→ RECORD EXCERPTS:
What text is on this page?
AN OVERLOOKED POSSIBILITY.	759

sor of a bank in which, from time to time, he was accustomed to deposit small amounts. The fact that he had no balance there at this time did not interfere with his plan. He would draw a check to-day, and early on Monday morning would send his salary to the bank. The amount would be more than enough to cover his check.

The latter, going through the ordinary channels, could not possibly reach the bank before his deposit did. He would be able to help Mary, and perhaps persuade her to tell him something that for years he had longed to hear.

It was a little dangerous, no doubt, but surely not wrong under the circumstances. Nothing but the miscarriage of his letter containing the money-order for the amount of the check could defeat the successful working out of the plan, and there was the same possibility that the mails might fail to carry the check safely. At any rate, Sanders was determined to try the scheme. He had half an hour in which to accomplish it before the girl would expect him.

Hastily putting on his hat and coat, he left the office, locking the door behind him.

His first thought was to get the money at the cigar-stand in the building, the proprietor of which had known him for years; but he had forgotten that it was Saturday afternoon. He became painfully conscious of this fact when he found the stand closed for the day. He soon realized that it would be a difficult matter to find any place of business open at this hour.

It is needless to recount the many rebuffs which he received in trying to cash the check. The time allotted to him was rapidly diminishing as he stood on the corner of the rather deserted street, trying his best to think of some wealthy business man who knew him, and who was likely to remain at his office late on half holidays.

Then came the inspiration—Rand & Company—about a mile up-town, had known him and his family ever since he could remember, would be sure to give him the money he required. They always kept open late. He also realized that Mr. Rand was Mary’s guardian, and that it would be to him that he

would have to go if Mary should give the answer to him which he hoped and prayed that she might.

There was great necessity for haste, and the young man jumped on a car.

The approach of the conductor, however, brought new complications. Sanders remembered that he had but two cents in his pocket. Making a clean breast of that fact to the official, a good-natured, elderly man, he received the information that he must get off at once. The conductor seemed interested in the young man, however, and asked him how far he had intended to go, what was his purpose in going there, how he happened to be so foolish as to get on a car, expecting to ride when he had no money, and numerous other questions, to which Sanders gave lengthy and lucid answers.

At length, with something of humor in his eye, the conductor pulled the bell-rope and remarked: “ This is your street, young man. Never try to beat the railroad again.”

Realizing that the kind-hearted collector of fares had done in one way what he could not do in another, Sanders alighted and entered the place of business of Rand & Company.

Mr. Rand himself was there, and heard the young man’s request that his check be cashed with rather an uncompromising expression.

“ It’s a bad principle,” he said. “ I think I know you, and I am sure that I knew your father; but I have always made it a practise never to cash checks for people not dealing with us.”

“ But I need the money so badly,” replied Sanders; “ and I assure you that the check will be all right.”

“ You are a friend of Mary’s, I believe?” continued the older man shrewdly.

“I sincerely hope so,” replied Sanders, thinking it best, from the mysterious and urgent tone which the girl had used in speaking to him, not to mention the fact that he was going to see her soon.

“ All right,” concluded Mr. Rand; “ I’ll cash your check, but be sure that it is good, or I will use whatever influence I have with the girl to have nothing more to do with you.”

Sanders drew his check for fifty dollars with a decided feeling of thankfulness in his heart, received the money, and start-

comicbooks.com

→ GIVEN TASK: What do the records say? Quote them all exactly.

→ OUTPUT OF THE TASK:
What text is on this page?
AN OVERLOOKED POSSIBILITY.	759

sor of a bank in which, from time to time, he was accustomed to deposit small amounts. The fact that he had no balance there at this time did not interfere with his plan. He would draw a check to-day, and early on Monday morning would send his salary to the bank. The amount would be more than enough to cover his check.

The latter, going through the ordinary channels, could not possibly reach the bank before his deposit did. He would be able to help Mary, and perhaps persuade her to tell him something that for years he had longed to hear.

It was a little dangerous, no doubt, but surely not wrong under the circumstances. Nothing but the miscarriage of his letter containing the money-order for the amount of the check could defeat the successful working out of the plan, and there was the same possibility that the mails might fail to carry the check safely. At any rate, Sanders was determined to try the scheme. He had half an hour in which to accomplish it before the girl would expect him.

Hastily putting on his hat and coat, he left the office, locking the door behind him.

His first thought was to get the money at the cigar-stand in the building, the proprietor of which had known him for years; but he had forgotten that it was Saturday afternoon. He became painfully conscious of this fact when he found the stand closed for the day. He soon realized that it would be a difficult matter to find any place of business open at this hour.

It is needless to recount the many rebuffs which he received in trying to cash the check. The time allotted to him was rapidly diminishing as he stood on the corner of the rather deserted street, trying his best to think of some wealthy business man who knew him, and who was likely to remain at his office late on half holidays.

Then came the inspiration—Rand & Company—about a mile up-town, had known him and his family ever since he could remember, would be sure to give him the money he required. They always kept open late. He also realized that Mr. Rand was Mary’s guardian, and that it would be to him that he

would have to go if Mary should give the answer to him which he hoped and prayed that she might.

There was great necessity for haste, and the young man jumped on a car.

The approach of the conductor, however, brought new complications. Sanders remembered that he had but two cents in his pocket. Making a clean breast of that fact to the official, a good-natured, elderly man, he received the information that he must get off at once. The conductor seemed interested in the young man, however, and asked him how far he had intended to go, what was his purpose in going there, how he happened to be so foolish as to get on a car, expecting to ride when he had no money, and numerous other questions, to which Sanders gave lengthy and lucid answers.

At length, with something of humor in his eye, the conductor pulled the bell-rope and remarked: “ This is your street, young man. Never try to beat the railroad again.”

Realizing that the kind-hearted collector of fares had done in one way what he could not do in another, Sanders alighted and entered the place of business of Rand & Company.

Mr. Rand himself was there, and heard the young man’s request that his check be cashed with rather an uncompromising expression.

“ It’s a bad principle,” he said. “ I think I know you, and I am sure that I knew your father; but I have always made it a practise never to cash checks for people not dealing with us.”

“ But I need the money so badly,” replied Sanders; “ and I assure you that the check will be all right.”

“ You are a friend of Mary’s, I believe?” continued the older man shrewdly.

“I sincerely hope so,” replied Sanders, thinking it best, from the mysterious and urgent tone which the girl had used in speaking to him, not to mention the fact that he was going to see her soon.

“ All right,” concluded Mr. Rand; “ I’ll cash your check, but be sure that it is good, or I will use whatever influence I have with the girl to have nothing more to do with you.”

Sanders drew his check for fifty dollars with a decided feeling of thankfulness in his heart, received the money, and start-

comicbooks.com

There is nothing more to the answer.